[Figure record listings]
---+---

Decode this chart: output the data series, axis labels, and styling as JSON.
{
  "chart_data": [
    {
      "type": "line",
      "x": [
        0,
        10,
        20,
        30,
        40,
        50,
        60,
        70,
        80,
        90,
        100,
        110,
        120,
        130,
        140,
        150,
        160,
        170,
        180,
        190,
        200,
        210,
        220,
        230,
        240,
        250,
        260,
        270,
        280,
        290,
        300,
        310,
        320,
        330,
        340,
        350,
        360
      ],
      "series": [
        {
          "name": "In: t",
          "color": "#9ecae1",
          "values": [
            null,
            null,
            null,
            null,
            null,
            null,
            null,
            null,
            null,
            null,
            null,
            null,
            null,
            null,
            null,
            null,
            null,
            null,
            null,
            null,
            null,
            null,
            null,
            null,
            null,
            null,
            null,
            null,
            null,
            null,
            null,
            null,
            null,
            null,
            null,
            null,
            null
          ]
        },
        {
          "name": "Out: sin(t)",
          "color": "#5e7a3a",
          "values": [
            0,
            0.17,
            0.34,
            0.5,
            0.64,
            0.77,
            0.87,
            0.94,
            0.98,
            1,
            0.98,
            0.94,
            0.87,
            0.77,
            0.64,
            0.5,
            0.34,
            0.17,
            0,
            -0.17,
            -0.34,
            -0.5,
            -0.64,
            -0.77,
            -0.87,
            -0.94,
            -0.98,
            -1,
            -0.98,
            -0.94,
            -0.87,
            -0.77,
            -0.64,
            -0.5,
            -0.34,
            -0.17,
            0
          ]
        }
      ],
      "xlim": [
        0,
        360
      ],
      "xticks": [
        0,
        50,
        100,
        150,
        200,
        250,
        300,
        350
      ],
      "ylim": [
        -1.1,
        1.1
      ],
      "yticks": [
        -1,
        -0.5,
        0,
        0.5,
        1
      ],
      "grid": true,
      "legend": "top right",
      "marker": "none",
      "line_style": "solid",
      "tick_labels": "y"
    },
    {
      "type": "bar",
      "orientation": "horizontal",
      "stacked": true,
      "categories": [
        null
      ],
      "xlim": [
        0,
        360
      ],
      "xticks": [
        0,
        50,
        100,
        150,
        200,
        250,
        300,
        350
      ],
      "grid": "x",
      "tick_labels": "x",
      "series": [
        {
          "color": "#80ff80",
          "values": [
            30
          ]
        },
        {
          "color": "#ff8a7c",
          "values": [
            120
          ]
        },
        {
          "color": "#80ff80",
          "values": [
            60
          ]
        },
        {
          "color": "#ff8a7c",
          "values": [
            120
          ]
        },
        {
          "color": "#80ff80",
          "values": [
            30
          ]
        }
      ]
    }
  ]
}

---+---

#### Stated task
Please repeat the listing above in full and exactly.

#### Task response
Decode this chart: output the data series, axis labels, and styling as JSON.
{
  "chart_data": [
    {
      "type": "line",
      "x": [
        0,
        10,
        20,
        30,
        40,
        50,
        60,
        70,
        80,
        90,
        100,
        110,
        120,
        130,
        140,
        150,
        160,
        170,
        180,
        190,
        200,
        210,
        220,
        230,
        240,
        250,
        260,
        270,
        280,
        290,
        300,
        310,
        320,
        330,
        340,
        350,
        360
      ],
      "series": [
        {
          "name": "In: t",
          "color": "#9ecae1",
          "values": [
            null,
            null,
            null,
            null,
            null,
            null,
            null,
            null,
            null,
            null,
            null,
            null,
            null,
            null,
            null,
            null,
            null,
            null,
            null,
            null,
            null,
            null,
            null,
            null,
            null,
            null,
            null,
            null,
            null,
            null,
            null,
            null,
            null,
            null,
            null,
            null,
            null
          ]
        },
        {
          "name": "Out: sin(t)",
          "color": "#5e7a3a",
          "values": [
            0,
            0.17,
            0.34,
            0.5,
            0.64,
            0.77,
            0.87,
            0.94,
            0.98,
            1,
            0.98,
            0.94,
            0.87,
            0.77,
            0.64,
            0.5,
            0.34,
            0.17,
            0,
            -0.17,
            -0.34,
            -0.5,
            -0.64,
            -0.77,
            -0.87,
            -0.94,
            -0.98,
            -1,
            -0.98,
            -0.94,
            -0.87,
            -0.77,
            -0.64,
            -0.5,
            -0.34,
            -0.17,
            0
          ]
        }
      ],
      "xlim": [
        0,
        360
      ],
      "xticks": [
        0,
        50,
        100,
        150,
        200,
        250,
        300,
        350
      ],
      "ylim": [
        -1.1,
        1.1
      ],
      "yticks": [
        -1,
        -0.5,
        0,
        0.5,
        1
      ],
      "grid": true,
      "legend": "top right",
      "marker": "none",
      "line_style": "solid",
      "tick_labels": "y"
    },
    {
      "type": "bar",
      "orientation": "horizontal",
      "stacked": true,
      "categories": [
        null
      ],
      "xlim": [
        0,
        360
      ],
      "xticks": [
        0,
        50,
        100,
        150,
        200,
        250,
        300,
        350
      ],
      "grid": "x",
      "tick_labels": "x",
      "series": [
        {
          "color": "#80ff80",
          "values": [
            30
          ]
        },
        {
          "color": "#ff8a7c",
          "values": [
            120
          ]
        },
        {
          "color": "#80ff80",
          "values": [
            60
          ]
        },
        {
          "color": "#ff8a7c",
          "values": [
            120
          ]
        },
        {
          "color": "#80ff80",
          "values": [
            30
          ]
        }
      ]
    }
  ]
}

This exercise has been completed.